**MATERIAL PROVIDED:**
==============================

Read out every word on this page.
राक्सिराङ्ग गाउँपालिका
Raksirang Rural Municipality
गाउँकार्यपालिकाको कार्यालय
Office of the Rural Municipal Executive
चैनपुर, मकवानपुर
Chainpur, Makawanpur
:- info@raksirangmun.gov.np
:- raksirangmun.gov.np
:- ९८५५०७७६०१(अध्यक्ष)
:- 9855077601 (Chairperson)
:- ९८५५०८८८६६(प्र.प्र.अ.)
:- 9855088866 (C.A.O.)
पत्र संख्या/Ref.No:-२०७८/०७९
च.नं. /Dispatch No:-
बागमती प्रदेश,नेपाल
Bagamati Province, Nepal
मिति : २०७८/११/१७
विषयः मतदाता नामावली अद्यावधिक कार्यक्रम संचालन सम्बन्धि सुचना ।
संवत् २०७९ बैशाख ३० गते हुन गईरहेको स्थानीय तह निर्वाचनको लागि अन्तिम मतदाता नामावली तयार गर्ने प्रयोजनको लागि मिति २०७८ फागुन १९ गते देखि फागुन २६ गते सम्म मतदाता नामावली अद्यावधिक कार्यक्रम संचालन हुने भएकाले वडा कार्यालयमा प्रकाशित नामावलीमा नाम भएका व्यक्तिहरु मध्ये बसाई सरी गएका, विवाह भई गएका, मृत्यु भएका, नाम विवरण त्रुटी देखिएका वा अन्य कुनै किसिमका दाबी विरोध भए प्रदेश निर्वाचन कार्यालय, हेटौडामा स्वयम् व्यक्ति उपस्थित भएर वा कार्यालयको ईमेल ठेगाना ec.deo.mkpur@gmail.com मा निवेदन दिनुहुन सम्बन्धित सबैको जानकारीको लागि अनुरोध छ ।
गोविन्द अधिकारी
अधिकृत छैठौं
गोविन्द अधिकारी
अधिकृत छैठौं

==============================

**WHAT YOU SHOULD DO:** Check each line above for "raksirangmun" and return the ones that have it.

**TASK OUTPUT:**
:- info@raksirangmun.gov.np
:- raksirangmun.gov.np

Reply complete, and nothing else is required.